**Task brief:**
What number of lines in the material contain the word "image"? Give that number alone.

**Available records:**

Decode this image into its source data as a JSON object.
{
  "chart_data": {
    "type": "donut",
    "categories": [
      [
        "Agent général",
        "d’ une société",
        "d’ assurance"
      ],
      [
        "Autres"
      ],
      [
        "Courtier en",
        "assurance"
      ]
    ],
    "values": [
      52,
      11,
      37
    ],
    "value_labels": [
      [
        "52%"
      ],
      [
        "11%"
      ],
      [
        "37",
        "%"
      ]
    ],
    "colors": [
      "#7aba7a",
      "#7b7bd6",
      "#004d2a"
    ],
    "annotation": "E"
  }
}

* * *

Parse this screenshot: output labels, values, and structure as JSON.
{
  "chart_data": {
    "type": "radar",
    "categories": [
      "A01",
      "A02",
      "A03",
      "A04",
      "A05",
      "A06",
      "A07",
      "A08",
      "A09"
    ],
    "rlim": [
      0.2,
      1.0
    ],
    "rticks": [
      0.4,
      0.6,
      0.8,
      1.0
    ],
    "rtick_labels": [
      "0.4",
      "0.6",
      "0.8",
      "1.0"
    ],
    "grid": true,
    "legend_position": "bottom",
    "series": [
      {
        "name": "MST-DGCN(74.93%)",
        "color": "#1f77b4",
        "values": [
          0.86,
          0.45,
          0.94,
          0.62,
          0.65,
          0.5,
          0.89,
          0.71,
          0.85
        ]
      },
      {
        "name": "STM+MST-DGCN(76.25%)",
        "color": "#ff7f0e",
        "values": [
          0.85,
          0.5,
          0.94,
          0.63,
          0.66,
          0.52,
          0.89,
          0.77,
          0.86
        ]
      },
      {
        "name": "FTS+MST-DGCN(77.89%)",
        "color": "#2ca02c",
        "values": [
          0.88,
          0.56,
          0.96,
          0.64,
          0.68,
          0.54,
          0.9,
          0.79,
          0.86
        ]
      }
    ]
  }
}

---

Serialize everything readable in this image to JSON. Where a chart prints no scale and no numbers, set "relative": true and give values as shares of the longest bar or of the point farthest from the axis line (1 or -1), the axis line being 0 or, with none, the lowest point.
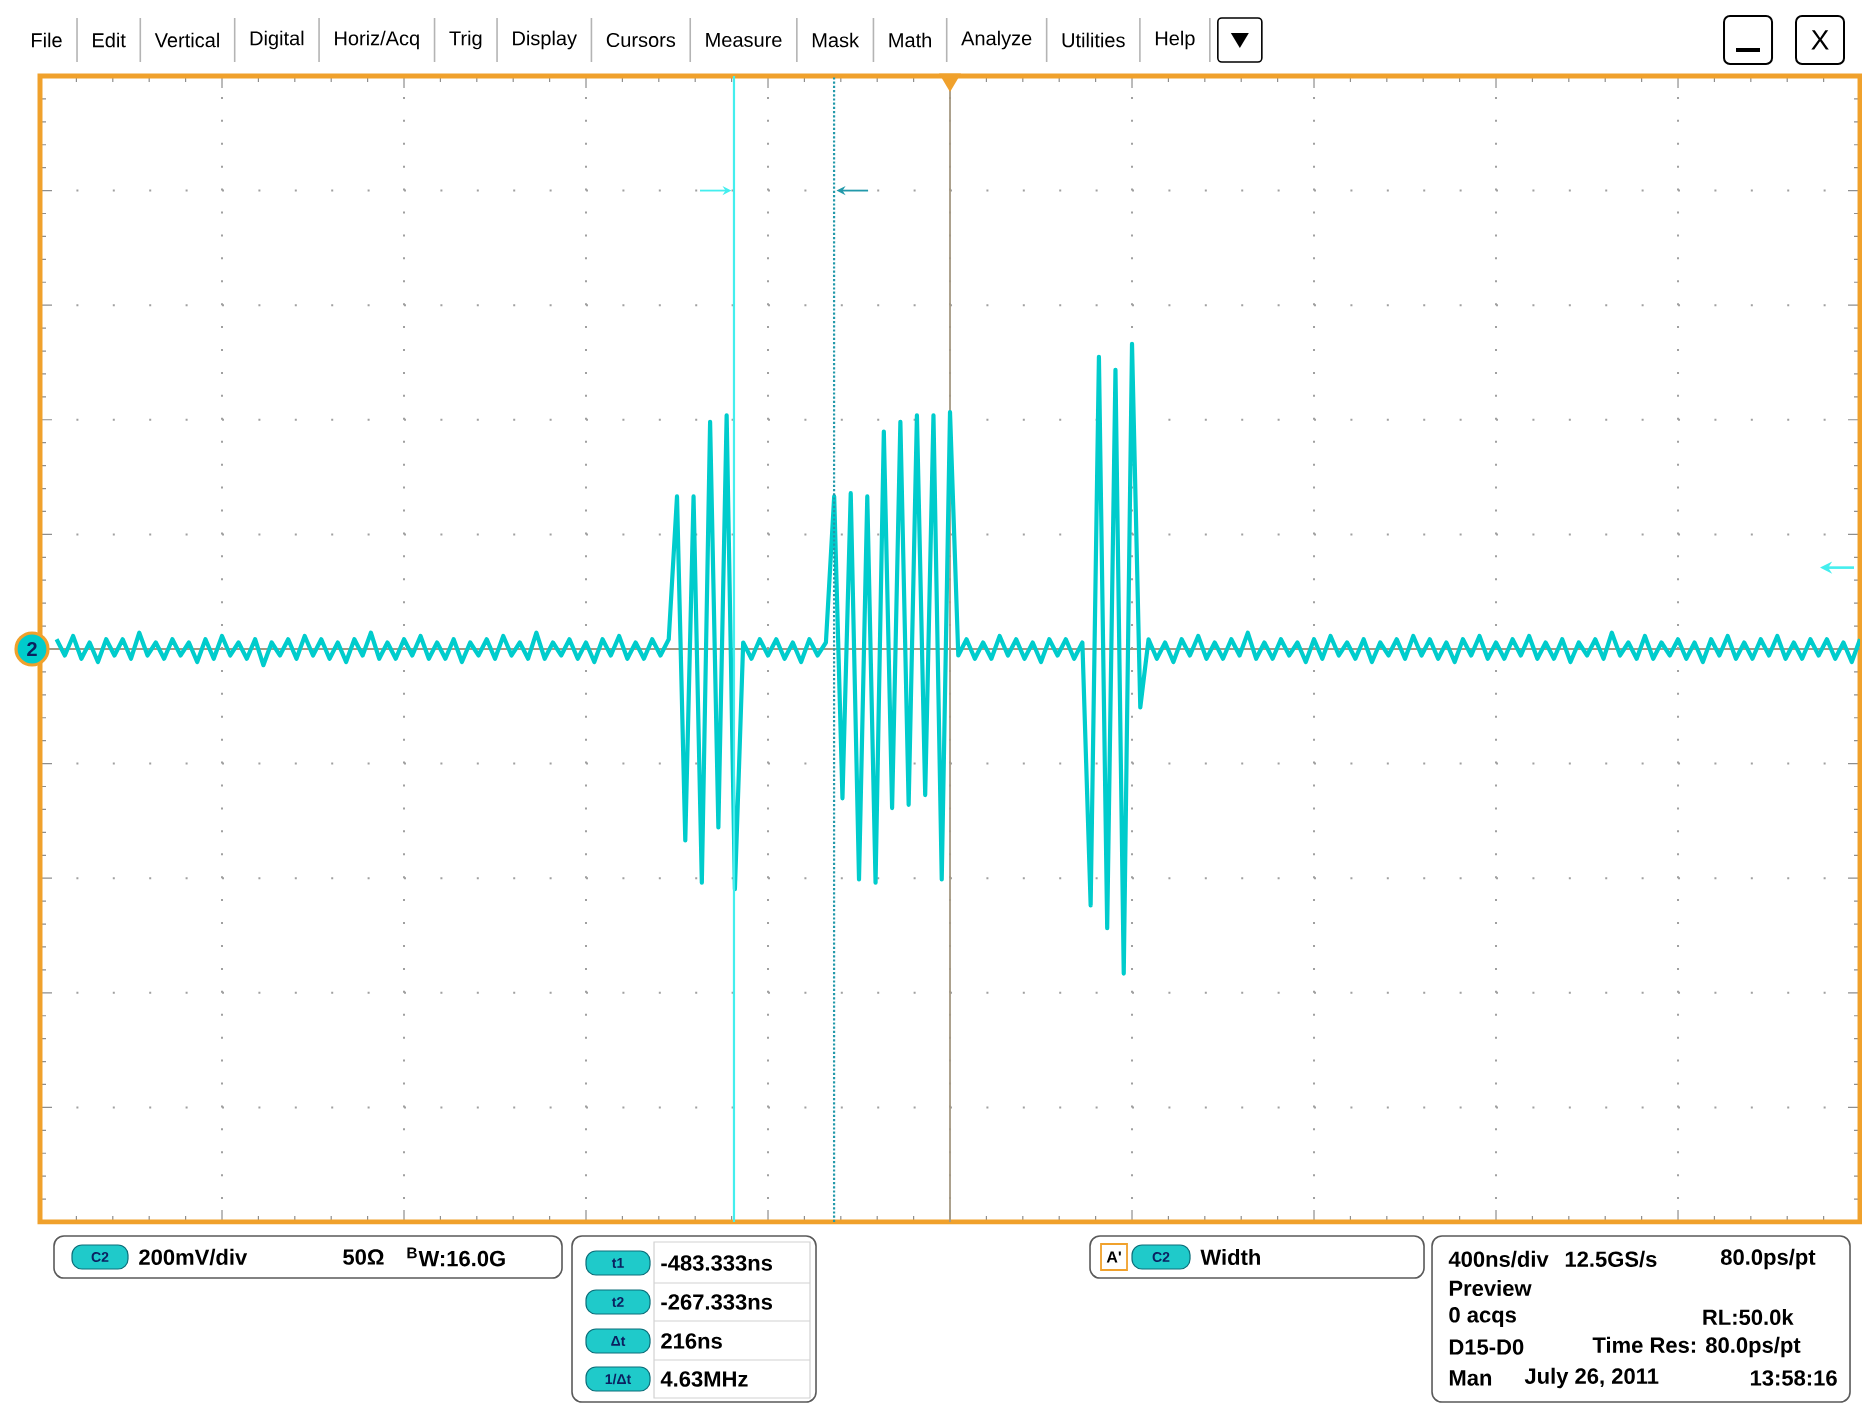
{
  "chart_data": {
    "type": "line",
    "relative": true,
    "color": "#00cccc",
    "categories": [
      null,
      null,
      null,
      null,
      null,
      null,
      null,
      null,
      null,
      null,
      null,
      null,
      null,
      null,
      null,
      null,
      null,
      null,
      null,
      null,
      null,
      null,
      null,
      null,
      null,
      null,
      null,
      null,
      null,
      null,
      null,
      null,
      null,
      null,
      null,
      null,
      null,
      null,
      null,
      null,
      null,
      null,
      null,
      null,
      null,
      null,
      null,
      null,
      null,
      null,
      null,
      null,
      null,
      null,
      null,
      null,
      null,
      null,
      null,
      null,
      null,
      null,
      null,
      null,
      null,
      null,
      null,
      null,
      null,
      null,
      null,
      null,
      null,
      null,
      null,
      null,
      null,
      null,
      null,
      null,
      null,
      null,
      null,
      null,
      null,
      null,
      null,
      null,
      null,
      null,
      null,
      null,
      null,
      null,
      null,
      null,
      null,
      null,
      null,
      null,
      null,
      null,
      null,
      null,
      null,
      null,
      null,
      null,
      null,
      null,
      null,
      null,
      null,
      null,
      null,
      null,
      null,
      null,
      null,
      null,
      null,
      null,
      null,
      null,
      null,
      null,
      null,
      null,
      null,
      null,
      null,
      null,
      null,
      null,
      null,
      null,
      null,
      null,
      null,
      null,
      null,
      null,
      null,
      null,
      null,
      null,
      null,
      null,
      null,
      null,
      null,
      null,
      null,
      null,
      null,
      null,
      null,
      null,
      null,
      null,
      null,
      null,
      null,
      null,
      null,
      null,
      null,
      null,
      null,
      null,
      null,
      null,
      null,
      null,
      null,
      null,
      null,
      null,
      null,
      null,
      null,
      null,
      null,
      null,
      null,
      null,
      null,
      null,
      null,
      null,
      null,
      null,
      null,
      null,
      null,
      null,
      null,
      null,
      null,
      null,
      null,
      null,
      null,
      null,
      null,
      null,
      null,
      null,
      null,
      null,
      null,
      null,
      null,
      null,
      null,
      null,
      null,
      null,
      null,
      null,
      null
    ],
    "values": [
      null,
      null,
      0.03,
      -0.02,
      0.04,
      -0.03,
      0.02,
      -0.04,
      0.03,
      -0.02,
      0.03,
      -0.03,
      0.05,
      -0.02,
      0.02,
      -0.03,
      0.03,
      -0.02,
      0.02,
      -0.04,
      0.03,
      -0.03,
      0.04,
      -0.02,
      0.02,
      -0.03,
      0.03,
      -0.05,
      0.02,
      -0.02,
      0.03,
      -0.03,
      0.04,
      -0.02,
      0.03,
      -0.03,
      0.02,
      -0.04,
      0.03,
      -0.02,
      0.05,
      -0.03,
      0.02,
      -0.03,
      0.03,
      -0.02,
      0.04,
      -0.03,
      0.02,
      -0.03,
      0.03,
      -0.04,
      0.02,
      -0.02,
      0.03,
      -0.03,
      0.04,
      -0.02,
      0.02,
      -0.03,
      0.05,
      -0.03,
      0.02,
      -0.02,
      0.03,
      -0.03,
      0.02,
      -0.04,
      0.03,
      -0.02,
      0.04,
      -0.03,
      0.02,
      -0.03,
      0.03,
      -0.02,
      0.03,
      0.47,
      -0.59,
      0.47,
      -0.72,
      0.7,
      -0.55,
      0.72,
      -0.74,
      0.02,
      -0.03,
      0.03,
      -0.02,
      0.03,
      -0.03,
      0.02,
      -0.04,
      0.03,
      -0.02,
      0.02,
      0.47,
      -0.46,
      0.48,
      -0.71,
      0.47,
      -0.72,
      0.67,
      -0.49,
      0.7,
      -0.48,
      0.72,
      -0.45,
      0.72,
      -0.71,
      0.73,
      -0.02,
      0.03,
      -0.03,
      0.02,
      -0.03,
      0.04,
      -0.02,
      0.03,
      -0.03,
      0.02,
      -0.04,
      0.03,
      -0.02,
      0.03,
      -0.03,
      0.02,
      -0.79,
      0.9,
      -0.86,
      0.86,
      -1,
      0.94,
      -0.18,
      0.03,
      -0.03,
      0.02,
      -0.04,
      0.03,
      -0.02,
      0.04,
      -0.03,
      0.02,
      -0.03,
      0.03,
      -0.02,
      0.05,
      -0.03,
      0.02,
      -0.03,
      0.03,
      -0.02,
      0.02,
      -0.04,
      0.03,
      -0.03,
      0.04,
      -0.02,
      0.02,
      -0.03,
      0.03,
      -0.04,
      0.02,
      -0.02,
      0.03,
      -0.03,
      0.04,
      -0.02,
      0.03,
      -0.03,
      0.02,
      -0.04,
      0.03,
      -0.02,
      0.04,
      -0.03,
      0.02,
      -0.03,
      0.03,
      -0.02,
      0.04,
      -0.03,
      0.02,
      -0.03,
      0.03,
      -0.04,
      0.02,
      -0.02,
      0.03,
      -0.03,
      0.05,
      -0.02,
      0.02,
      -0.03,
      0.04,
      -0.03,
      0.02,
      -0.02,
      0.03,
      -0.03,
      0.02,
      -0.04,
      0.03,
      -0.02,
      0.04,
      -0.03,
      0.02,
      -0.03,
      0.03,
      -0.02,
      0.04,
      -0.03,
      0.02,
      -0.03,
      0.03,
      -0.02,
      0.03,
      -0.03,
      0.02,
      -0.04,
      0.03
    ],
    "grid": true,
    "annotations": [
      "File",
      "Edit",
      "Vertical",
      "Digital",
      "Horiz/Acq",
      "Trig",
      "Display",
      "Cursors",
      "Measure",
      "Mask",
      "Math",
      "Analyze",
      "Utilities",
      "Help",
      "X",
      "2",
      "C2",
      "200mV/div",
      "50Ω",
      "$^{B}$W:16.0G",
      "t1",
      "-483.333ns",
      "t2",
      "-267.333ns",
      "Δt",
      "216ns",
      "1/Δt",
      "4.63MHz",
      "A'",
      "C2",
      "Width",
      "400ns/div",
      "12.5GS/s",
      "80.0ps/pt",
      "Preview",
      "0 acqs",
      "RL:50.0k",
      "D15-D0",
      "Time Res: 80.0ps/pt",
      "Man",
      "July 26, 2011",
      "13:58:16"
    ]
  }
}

**Response for this exercise:**
2